From the entries below, work out the number of lines that hold the word "рубок", and give that number alone.

=====

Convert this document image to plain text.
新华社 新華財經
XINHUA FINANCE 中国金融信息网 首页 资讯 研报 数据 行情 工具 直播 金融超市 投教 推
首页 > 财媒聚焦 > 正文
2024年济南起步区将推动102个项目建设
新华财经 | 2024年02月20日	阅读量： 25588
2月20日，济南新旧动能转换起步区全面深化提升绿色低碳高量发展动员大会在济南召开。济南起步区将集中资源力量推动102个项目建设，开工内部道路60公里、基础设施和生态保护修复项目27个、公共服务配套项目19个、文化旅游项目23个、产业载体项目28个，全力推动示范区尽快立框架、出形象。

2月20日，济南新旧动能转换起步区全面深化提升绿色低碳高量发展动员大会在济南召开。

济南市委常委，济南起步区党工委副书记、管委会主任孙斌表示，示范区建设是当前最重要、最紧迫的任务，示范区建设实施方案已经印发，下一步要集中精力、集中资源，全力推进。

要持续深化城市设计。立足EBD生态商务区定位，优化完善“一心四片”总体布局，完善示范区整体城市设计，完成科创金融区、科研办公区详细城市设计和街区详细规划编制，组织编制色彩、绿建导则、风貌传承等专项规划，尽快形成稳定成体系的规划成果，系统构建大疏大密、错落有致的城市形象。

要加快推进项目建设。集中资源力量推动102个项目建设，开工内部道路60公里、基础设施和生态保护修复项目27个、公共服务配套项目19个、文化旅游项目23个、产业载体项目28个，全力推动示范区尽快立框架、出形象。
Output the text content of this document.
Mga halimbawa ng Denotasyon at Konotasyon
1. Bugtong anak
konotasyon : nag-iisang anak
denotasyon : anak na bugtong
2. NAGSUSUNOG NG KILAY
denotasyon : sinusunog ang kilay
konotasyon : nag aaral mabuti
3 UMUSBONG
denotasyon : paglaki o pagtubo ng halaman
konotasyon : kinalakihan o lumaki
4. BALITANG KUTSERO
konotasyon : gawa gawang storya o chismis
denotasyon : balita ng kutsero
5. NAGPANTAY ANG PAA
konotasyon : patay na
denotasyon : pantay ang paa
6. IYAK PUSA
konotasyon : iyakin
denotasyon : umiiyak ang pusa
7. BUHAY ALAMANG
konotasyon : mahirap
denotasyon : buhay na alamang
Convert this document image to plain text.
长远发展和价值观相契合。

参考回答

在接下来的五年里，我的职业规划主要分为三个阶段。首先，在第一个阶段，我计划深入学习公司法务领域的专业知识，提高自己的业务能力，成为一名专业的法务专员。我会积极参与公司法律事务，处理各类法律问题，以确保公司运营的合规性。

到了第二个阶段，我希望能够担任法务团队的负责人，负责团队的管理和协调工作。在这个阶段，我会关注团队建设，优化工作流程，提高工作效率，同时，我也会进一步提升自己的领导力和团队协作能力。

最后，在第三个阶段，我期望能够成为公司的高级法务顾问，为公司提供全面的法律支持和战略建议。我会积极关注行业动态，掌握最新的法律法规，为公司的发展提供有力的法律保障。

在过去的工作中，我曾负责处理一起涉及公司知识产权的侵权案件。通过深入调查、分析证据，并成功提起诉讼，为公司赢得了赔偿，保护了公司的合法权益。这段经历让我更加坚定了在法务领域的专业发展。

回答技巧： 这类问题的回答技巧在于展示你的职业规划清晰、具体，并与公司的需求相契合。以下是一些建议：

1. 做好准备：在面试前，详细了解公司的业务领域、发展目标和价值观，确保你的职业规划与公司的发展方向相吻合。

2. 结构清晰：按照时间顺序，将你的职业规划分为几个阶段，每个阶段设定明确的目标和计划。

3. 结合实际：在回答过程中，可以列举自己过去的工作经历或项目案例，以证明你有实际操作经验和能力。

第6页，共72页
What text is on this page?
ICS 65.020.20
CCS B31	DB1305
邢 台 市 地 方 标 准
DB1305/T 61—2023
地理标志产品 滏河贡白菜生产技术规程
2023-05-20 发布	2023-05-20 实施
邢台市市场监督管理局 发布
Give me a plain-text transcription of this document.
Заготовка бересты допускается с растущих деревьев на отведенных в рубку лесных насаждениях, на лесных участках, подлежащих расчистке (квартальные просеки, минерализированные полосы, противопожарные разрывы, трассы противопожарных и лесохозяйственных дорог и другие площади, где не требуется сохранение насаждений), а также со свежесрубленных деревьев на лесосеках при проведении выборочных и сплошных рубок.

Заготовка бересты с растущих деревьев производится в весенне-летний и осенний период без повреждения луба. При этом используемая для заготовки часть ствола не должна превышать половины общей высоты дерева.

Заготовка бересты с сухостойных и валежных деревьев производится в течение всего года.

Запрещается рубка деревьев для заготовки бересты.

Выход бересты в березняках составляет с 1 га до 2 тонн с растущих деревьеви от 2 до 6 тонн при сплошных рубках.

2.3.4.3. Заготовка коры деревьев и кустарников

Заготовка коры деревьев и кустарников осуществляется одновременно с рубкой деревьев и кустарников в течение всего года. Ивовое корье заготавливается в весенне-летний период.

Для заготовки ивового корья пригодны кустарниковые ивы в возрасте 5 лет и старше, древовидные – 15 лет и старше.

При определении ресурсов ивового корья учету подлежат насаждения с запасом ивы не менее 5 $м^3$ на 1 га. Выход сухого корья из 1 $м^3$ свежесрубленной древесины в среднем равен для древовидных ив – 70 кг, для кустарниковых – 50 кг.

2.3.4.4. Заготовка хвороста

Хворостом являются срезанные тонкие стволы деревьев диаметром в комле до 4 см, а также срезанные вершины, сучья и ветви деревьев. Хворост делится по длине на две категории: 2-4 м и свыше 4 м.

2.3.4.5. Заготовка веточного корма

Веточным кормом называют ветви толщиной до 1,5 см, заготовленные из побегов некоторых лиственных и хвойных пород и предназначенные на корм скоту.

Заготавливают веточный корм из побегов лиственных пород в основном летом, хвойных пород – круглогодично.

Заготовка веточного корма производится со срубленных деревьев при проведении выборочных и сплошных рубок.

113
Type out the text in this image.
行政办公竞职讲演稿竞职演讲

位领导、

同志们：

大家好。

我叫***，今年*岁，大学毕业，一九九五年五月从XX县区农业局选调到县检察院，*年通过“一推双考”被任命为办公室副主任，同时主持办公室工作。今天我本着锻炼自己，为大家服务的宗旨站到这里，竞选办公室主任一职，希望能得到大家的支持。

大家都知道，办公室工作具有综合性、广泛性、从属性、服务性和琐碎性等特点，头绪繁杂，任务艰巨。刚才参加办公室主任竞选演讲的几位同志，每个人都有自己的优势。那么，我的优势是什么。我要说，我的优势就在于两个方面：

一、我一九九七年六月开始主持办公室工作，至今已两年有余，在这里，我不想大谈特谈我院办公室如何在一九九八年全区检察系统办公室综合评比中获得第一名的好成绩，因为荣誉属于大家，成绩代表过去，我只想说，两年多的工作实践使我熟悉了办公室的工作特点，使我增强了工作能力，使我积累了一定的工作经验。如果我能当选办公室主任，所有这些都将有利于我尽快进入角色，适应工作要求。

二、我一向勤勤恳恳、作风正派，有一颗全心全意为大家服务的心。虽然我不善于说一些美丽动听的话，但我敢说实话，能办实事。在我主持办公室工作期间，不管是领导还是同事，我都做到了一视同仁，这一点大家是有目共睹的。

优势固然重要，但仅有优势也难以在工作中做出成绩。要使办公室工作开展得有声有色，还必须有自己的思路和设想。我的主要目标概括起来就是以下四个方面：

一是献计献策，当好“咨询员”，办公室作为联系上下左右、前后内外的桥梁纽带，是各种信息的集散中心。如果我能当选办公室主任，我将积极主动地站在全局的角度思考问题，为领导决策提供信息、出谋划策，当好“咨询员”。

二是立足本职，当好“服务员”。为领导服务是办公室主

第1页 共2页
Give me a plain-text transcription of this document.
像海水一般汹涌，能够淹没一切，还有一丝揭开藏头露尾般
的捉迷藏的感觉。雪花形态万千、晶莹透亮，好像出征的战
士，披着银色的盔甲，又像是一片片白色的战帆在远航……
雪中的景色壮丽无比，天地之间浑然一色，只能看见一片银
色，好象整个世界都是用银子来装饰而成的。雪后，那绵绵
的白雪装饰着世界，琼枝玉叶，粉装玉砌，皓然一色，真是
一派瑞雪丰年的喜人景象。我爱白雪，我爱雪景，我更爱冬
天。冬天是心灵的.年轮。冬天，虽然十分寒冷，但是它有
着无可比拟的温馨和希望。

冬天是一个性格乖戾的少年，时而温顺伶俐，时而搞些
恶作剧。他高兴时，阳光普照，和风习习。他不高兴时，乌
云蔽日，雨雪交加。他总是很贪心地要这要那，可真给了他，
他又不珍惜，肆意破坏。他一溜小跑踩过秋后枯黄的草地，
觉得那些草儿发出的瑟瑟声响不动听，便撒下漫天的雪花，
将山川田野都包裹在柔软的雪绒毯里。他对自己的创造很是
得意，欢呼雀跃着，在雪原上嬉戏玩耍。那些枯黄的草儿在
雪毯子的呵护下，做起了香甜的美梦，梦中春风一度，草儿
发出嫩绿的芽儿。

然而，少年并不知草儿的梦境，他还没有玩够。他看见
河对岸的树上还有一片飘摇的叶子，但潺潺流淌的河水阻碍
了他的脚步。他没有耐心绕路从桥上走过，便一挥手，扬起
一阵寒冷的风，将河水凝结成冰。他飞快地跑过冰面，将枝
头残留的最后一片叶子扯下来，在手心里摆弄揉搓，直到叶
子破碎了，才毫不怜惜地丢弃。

=====

(RESULT OF THIS TASK):
2